Written problem — Copy out each line exactly as it appears.

Records shown —
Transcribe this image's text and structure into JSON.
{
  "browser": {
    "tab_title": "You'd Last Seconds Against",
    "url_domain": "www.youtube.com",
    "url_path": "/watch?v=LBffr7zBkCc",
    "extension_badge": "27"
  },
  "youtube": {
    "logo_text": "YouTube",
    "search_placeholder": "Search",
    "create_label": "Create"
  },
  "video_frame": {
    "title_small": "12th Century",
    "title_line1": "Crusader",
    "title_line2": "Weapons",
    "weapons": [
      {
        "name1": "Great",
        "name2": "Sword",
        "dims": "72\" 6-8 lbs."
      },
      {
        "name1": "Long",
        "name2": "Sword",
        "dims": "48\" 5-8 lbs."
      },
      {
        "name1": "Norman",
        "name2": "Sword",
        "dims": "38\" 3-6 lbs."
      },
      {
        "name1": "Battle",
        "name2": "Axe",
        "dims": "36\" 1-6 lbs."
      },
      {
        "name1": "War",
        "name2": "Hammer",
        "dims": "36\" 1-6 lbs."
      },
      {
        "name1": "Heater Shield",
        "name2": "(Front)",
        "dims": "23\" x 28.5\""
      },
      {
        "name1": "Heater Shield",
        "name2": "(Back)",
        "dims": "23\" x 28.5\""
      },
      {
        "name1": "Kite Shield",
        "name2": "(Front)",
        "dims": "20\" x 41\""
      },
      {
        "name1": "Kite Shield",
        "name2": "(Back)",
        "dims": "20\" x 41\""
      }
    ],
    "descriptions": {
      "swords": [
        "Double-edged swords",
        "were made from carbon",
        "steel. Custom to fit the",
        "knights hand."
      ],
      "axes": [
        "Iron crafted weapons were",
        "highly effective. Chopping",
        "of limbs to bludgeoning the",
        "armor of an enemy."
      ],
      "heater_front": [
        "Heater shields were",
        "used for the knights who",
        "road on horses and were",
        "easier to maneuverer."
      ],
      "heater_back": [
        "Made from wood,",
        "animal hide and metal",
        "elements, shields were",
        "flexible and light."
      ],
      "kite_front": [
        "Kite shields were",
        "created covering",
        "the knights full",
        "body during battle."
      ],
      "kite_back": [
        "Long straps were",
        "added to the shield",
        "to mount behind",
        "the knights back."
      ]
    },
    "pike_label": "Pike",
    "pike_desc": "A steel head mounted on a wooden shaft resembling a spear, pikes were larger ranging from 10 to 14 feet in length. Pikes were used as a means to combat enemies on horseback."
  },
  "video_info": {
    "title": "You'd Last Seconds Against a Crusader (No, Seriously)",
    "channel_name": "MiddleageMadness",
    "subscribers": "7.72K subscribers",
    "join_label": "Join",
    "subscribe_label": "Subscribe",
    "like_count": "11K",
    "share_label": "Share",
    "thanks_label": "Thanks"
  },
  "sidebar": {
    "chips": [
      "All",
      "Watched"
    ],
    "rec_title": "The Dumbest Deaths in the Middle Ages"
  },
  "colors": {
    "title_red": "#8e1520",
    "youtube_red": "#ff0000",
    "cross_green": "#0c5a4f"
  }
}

Solution —
Transcribe this image's text and structure into JSON.
{
  "browser": {
    "tab_title": "You'd Last Seconds Against",
    "url_domain": "www.youtube.com",
    "url_path": "/watch?v=LBffr7zBkCc",
    "extension_badge": "27"
  },
  "youtube": {
    "logo_text": "YouTube",
    "search_placeholder": "Search",
    "create_label": "Create"
  },
  "video_frame": {
    "title_small": "12th Century",
    "title_line1": "Crusader",
    "title_line2": "Weapons",
    "weapons": [
      {
        "name1": "Great",
        "name2": "Sword",
        "dims": "72\" 6-8 lbs."
      },
      {
        "name1": "Long",
        "name2": "Sword",
        "dims": "48\" 5-8 lbs."
      },
      {
        "name1": "Norman",
        "name2": "Sword",
        "dims": "38\" 3-6 lbs."
      },
      {
        "name1": "Battle",
        "name2": "Axe",
        "dims": "36\" 1-6 lbs."
      },
      {
        "name1": "War",
        "name2": "Hammer",
        "dims": "36\" 1-6 lbs."
      },
      {
        "name1": "Heater Shield",
        "name2": "(Front)",
        "dims": "23\" x 28.5\""
      },
      {
        "name1": "Heater Shield",
        "name2": "(Back)",
        "dims": "23\" x 28.5\""
      },
      {
        "name1": "Kite Shield",
        "name2": "(Front)",
        "dims": "20\" x 41\""
      },
      {
        "name1": "Kite Shield",
        "name2": "(Back)",
        "dims": "20\" x 41\""
      }
    ],
    "descriptions": {
      "swords": [
        "Double-edged swords",
        "were made from carbon",
        "steel. Custom to fit the",
        "knights hand."
      ],
      "axes": [
        "Iron crafted weapons were",
        "highly effective. Chopping",
        "of limbs to bludgeoning the",
        "armor of an enemy."
      ],
      "heater_front": [
        "Heater shields were",
        "used for the knights who",
        "road on horses and were",
        "easier to maneuverer."
      ],
      "heater_back": [
        "Made from wood,",
        "animal hide and metal",
        "elements, shields were",
        "flexible and light."
      ],
      "kite_front": [
        "Kite shields were",
        "created covering",
        "the knights full",
        "body during battle."
      ],
      "kite_back": [
        "Long straps were",
        "added to the shield",
        "to mount behind",
        "the knights back."
      ]
    },
    "pike_label": "Pike",
    "pike_desc": "A steel head mounted on a wooden shaft resembling a spear, pikes were larger ranging from 10 to 14 feet in length. Pikes were used as a means to combat enemies on horseback."
  },
  "video_info": {
    "title": "You'd Last Seconds Against a Crusader (No, Seriously)",
    "channel_name": "MiddleageMadness",
    "subscribers": "7.72K subscribers",
    "join_label": "Join",
    "subscribe_label": "Subscribe",
    "like_count": "11K",
    "share_label": "Share",
    "thanks_label": "Thanks"
  },
  "sidebar": {
    "chips": [
      "All",
      "Watched"
    ],
    "rec_title": "The Dumbest Deaths in the Middle Ages"
  },
  "colors": {
    "title_red": "#8e1520",
    "youtube_red": "#ff0000",
    "cross_green": "#0c5a4f"
  }
}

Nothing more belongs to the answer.